#### DATA EXTRACT
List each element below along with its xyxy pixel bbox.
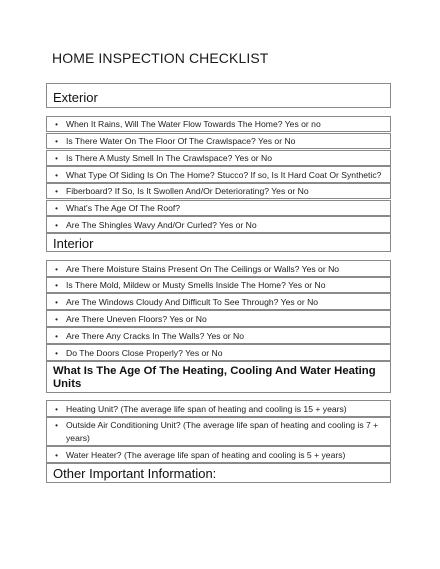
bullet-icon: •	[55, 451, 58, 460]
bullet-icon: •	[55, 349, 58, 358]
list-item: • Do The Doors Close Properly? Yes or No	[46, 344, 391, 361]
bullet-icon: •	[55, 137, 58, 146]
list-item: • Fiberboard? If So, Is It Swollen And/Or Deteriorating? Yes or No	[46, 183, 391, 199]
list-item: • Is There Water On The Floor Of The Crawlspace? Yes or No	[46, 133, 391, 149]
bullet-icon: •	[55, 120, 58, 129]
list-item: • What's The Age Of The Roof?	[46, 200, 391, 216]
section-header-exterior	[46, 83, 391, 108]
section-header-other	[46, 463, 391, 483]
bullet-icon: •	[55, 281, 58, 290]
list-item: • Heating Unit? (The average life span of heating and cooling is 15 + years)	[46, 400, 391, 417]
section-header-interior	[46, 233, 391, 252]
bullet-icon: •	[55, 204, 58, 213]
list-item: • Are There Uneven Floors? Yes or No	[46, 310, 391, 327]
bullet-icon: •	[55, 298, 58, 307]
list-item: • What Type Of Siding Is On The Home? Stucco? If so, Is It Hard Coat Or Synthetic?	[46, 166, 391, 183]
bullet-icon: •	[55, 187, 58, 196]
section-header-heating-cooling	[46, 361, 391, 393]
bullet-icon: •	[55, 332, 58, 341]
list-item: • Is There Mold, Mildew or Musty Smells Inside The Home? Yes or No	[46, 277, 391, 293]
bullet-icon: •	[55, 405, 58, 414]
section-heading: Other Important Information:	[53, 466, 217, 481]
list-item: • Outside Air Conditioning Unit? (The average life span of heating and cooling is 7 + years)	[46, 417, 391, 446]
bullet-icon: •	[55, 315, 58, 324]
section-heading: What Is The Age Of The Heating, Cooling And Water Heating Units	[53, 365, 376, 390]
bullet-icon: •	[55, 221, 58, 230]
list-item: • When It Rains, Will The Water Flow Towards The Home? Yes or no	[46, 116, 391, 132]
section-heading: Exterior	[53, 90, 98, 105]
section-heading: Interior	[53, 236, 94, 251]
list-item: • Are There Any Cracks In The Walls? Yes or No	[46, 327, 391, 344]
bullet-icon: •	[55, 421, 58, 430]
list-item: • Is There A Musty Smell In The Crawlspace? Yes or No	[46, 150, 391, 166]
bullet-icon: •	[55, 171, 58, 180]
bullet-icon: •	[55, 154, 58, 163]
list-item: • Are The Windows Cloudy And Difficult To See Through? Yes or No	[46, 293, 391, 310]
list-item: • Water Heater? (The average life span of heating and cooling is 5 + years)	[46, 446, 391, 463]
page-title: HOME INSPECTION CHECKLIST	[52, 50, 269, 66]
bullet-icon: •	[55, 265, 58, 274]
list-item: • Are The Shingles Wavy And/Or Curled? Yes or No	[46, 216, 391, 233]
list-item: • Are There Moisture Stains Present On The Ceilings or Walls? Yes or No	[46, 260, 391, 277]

==

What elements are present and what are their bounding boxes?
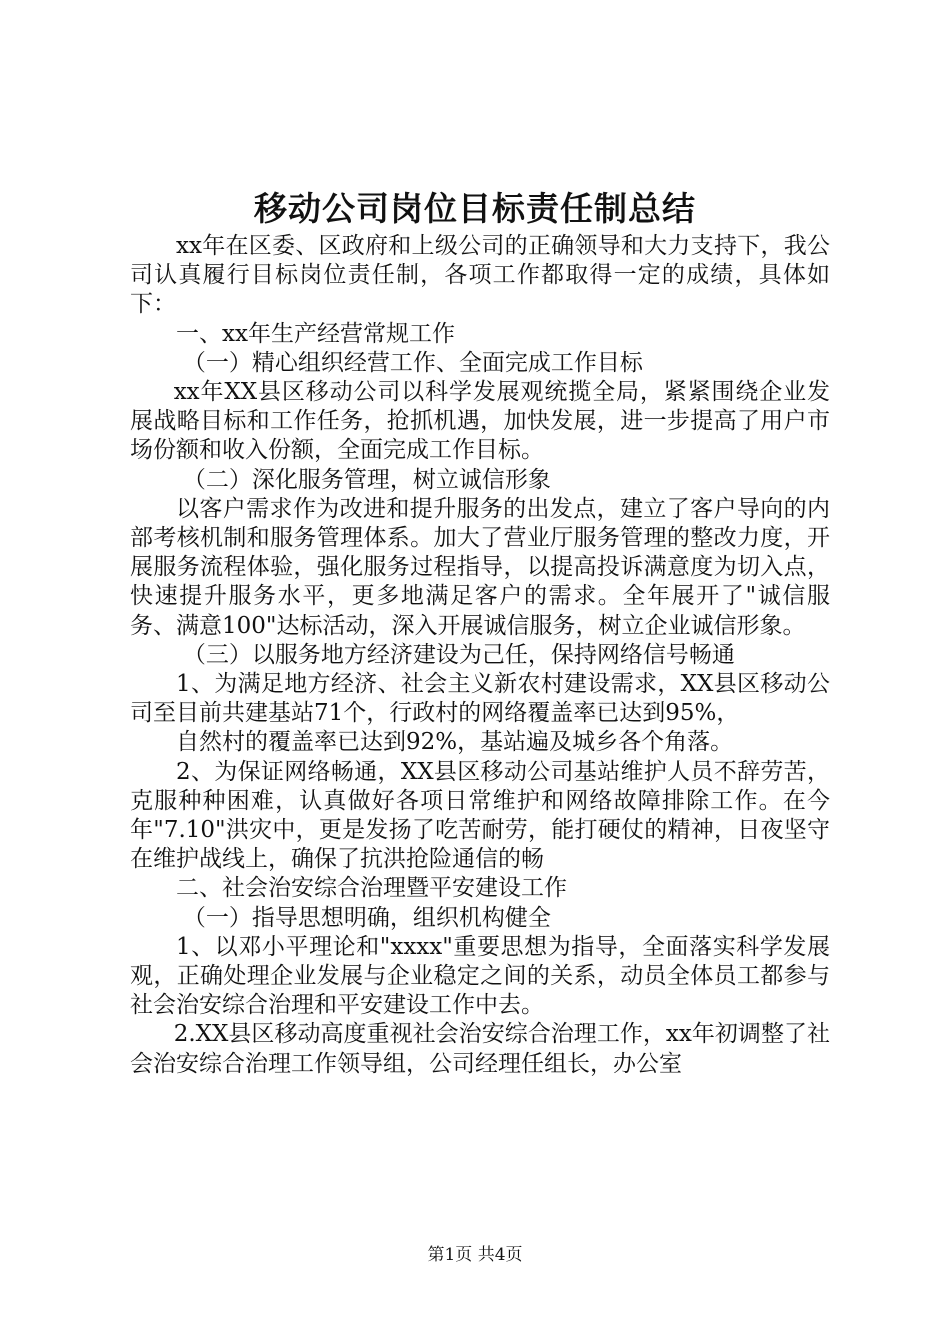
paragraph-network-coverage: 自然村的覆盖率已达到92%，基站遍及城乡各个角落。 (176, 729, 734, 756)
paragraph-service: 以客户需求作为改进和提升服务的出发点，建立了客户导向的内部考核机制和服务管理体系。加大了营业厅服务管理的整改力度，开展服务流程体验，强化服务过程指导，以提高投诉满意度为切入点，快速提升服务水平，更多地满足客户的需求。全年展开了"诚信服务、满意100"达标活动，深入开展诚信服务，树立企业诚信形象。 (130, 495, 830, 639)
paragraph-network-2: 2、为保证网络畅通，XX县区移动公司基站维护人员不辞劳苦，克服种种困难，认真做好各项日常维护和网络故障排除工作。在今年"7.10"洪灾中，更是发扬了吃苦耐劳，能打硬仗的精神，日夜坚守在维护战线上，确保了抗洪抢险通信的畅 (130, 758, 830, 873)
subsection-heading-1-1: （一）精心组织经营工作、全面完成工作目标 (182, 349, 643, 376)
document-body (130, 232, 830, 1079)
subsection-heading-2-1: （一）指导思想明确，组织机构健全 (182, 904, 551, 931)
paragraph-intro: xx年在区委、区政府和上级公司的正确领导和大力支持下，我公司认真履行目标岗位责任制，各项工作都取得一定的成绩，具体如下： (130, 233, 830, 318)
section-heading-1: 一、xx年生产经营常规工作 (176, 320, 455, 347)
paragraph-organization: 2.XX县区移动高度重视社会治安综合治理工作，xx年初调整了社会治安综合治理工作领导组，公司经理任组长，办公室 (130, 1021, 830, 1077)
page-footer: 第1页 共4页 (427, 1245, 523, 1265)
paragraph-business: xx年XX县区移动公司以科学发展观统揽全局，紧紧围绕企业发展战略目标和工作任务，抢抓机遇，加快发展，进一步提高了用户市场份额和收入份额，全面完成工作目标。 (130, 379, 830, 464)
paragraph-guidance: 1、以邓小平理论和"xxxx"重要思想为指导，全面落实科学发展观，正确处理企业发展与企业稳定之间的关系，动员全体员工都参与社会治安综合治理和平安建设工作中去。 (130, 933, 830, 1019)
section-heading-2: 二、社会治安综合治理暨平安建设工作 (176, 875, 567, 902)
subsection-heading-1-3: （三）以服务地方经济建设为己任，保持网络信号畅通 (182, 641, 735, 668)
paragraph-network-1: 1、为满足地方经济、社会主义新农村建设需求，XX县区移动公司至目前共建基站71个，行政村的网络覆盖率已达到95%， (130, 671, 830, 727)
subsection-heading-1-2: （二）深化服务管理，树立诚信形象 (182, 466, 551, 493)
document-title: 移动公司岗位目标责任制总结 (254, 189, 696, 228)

#### PROBLEM TO SOLVE
Write out the lines of the listing from the line containing "729, 734, 756)" up to and including the line containing "subsection-heading-2-1: （一）指导思想明确，组织机构健全 (182, 904, 551, 931)", keeping each one identical.

#### ANSWER TO THIS PROBLEM
paragraph-network-coverage: 自然村的覆盖率已达到92%，基站遍及城乡各个角落。 (176, 729, 734, 756)
paragraph-service: 以客户需求作为改进和提升服务的出发点，建立了客户导向的内部考核机制和服务管理体系。加大了营业厅服务管理的整改力度，开展服务流程体验，强化服务过程指导，以提高投诉满意度为切入点，快速提升服务水平，更多地满足客户的需求。全年展开了"诚信服务、满意100"达标活动，深入开展诚信服务，树立企业诚信形象。 (130, 495, 830, 639)
paragraph-network-2: 2、为保证网络畅通，XX县区移动公司基站维护人员不辞劳苦，克服种种困难，认真做好各项日常维护和网络故障排除工作。在今年"7.10"洪灾中，更是发扬了吃苦耐劳，能打硬仗的精神，日夜坚守在维护战线上，确保了抗洪抢险通信的畅 (130, 758, 830, 873)
subsection-heading-1-1: （一）精心组织经营工作、全面完成工作目标 (182, 349, 643, 376)
document-body (130, 232, 830, 1079)
subsection-heading-2-1: （一）指导思想明确，组织机构健全 (182, 904, 551, 931)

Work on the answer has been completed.